Data extract ::
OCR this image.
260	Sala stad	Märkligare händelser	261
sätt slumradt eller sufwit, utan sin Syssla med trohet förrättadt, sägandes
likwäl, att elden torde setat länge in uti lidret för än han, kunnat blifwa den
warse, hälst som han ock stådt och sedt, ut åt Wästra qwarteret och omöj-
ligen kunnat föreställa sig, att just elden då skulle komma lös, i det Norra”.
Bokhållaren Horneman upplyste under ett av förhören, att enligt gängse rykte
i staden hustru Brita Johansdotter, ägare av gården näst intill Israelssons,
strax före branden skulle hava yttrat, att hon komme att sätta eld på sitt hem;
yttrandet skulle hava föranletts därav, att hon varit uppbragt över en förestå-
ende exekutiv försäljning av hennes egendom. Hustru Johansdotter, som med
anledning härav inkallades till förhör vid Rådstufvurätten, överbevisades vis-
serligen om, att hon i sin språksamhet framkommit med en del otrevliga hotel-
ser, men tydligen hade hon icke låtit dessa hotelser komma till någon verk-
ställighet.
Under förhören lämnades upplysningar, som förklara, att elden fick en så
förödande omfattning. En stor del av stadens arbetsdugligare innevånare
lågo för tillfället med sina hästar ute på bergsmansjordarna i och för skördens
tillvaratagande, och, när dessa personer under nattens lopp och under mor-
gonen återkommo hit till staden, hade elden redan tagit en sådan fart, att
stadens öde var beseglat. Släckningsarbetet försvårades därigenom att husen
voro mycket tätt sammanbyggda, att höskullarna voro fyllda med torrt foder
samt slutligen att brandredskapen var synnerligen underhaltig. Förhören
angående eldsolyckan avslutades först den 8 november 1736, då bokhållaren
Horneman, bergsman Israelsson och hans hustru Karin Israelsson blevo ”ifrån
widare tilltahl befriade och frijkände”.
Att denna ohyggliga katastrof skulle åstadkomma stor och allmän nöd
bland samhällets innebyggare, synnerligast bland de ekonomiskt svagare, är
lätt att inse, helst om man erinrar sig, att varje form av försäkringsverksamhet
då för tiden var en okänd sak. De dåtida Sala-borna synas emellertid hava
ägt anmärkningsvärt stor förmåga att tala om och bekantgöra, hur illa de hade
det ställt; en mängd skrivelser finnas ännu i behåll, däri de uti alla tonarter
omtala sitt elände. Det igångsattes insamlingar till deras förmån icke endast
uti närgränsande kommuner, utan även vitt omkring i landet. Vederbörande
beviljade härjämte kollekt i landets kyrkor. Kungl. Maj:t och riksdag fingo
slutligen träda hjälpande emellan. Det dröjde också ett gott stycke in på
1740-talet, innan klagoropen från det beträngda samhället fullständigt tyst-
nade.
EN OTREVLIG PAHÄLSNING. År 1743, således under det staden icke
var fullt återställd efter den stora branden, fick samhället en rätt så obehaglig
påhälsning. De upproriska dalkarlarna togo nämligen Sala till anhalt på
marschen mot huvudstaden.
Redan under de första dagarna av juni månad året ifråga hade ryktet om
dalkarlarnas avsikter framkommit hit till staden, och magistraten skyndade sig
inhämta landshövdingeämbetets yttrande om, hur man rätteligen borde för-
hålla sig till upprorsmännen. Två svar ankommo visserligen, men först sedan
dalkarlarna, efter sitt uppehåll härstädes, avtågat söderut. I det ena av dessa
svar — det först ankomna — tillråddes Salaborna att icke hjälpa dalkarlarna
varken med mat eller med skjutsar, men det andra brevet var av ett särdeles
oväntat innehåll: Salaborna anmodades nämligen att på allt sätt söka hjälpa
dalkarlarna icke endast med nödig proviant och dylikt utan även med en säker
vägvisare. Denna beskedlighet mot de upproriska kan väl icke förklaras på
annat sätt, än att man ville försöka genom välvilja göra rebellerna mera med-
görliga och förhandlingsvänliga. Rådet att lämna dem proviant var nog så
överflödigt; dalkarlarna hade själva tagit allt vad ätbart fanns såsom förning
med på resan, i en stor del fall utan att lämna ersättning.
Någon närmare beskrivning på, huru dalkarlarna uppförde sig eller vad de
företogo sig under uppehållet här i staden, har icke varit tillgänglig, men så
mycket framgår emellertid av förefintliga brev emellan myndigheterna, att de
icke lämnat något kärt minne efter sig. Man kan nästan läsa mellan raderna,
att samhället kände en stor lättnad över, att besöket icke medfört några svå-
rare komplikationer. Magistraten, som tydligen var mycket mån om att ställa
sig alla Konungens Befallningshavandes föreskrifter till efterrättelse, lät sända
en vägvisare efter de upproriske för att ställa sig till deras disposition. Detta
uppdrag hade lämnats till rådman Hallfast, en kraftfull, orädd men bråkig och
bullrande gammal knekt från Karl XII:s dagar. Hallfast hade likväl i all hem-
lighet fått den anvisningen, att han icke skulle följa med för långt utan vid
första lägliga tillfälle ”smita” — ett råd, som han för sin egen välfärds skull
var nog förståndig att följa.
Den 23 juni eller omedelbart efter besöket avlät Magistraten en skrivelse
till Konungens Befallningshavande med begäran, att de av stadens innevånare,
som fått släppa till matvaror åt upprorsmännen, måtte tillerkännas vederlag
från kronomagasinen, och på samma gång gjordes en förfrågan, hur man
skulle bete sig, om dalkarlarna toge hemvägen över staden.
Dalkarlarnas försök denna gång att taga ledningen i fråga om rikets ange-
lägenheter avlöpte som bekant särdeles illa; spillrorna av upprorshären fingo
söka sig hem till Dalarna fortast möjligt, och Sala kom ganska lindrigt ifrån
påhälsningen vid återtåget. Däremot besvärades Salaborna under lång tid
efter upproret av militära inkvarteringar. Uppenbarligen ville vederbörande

Your task :: The full set of lines above should be retyped without a single change.

Response to the task ::
OCR this image.
260	Sala stad	Märkligare händelser	261
sätt slumradt eller sufwit, utan sin Syssla med trohet förrättadt, sägandes
likwäl, att elden torde setat länge in uti lidret för än han, kunnat blifwa den
warse, hälst som han ock stådt och sedt, ut åt Wästra qwarteret och omöj-
ligen kunnat föreställa sig, att just elden då skulle komma lös, i det Norra”.
Bokhållaren Horneman upplyste under ett av förhören, att enligt gängse rykte
i staden hustru Brita Johansdotter, ägare av gården näst intill Israelssons,
strax före branden skulle hava yttrat, att hon komme att sätta eld på sitt hem;
yttrandet skulle hava föranletts därav, att hon varit uppbragt över en förestå-
ende exekutiv försäljning av hennes egendom. Hustru Johansdotter, som med
anledning härav inkallades till förhör vid Rådstufvurätten, överbevisades vis-
serligen om, att hon i sin språksamhet framkommit med en del otrevliga hotel-
ser, men tydligen hade hon icke låtit dessa hotelser komma till någon verk-
ställighet.
Under förhören lämnades upplysningar, som förklara, att elden fick en så
förödande omfattning. En stor del av stadens arbetsdugligare innevånare
lågo för tillfället med sina hästar ute på bergsmansjordarna i och för skördens
tillvaratagande, och, när dessa personer under nattens lopp och under mor-
gonen återkommo hit till staden, hade elden redan tagit en sådan fart, att
stadens öde var beseglat. Släckningsarbetet försvårades därigenom att husen
voro mycket tätt sammanbyggda, att höskullarna voro fyllda med torrt foder
samt slutligen att brandredskapen var synnerligen underhaltig. Förhören
angående eldsolyckan avslutades först den 8 november 1736, då bokhållaren
Horneman, bergsman Israelsson och hans hustru Karin Israelsson blevo ”ifrån
widare tilltahl befriade och frijkände”.
Att denna ohyggliga katastrof skulle åstadkomma stor och allmän nöd
bland samhällets innebyggare, synnerligast bland de ekonomiskt svagare, är
lätt att inse, helst om man erinrar sig, att varje form av försäkringsverksamhet
då för tiden var en okänd sak. De dåtida Sala-borna synas emellertid hava
ägt anmärkningsvärt stor förmåga att tala om och bekantgöra, hur illa de hade
det ställt; en mängd skrivelser finnas ännu i behåll, däri de uti alla tonarter
omtala sitt elände. Det igångsattes insamlingar till deras förmån icke endast
uti närgränsande kommuner, utan även vitt omkring i landet. Vederbörande
beviljade härjämte kollekt i landets kyrkor. Kungl. Maj:t och riksdag fingo
slutligen träda hjälpande emellan. Det dröjde också ett gott stycke in på
1740-talet, innan klagoropen från det beträngda samhället fullständigt tyst-
nade.
EN OTREVLIG PAHÄLSNING. År 1743, således under det staden icke
var fullt återställd efter den stora branden, fick samhället en rätt så obehaglig
påhälsning. De upproriska dalkarlarna togo nämligen Sala till anhalt på
marschen mot huvudstaden.
Redan under de första dagarna av juni månad året ifråga hade ryktet om
dalkarlarnas avsikter framkommit hit till staden, och magistraten skyndade sig
inhämta landshövdingeämbetets yttrande om, hur man rätteligen borde för-
hålla sig till upprorsmännen. Två svar ankommo visserligen, men först sedan
dalkarlarna, efter sitt uppehåll härstädes, avtågat söderut. I det ena av dessa
svar — det först ankomna — tillråddes Salaborna att icke hjälpa dalkarlarna
varken med mat eller med skjutsar, men det andra brevet var av ett särdeles
oväntat innehåll: Salaborna anmodades nämligen att på allt sätt söka hjälpa
dalkarlarna icke endast med nödig proviant och dylikt utan även med en säker
vägvisare. Denna beskedlighet mot de upproriska kan väl icke förklaras på
annat sätt, än att man ville försöka genom välvilja göra rebellerna mera med-
görliga och förhandlingsvänliga. Rådet att lämna dem proviant var nog så
överflödigt; dalkarlarna hade själva tagit allt vad ätbart fanns såsom förning
med på resan, i en stor del fall utan att lämna ersättning.
Någon närmare beskrivning på, huru dalkarlarna uppförde sig eller vad de
företogo sig under uppehållet här i staden, har icke varit tillgänglig, men så
mycket framgår emellertid av förefintliga brev emellan myndigheterna, att de
icke lämnat något kärt minne efter sig. Man kan nästan läsa mellan raderna,
att samhället kände en stor lättnad över, att besöket icke medfört några svå-
rare komplikationer. Magistraten, som tydligen var mycket mån om att ställa
sig alla Konungens Befallningshavandes föreskrifter till efterrättelse, lät sända
en vägvisare efter de upproriske för att ställa sig till deras disposition. Detta
uppdrag hade lämnats till rådman Hallfast, en kraftfull, orädd men bråkig och
bullrande gammal knekt från Karl XII:s dagar. Hallfast hade likväl i all hem-
lighet fått den anvisningen, att han icke skulle följa med för långt utan vid
första lägliga tillfälle ”smita” — ett råd, som han för sin egen välfärds skull
var nog förståndig att följa.
Den 23 juni eller omedelbart efter besöket avlät Magistraten en skrivelse
till Konungens Befallningshavande med begäran, att de av stadens innevånare,
som fått släppa till matvaror åt upprorsmännen, måtte tillerkännas vederlag
från kronomagasinen, och på samma gång gjordes en förfrågan, hur man
skulle bete sig, om dalkarlarna toge hemvägen över staden.
Dalkarlarnas försök denna gång att taga ledningen i fråga om rikets ange-
lägenheter avlöpte som bekant särdeles illa; spillrorna av upprorshären fingo
söka sig hem till Dalarna fortast möjligt, och Sala kom ganska lindrigt ifrån
påhälsningen vid återtåget. Däremot besvärades Salaborna under lång tid
efter upproret av militära inkvarteringar. Uppenbarligen ville vederbörande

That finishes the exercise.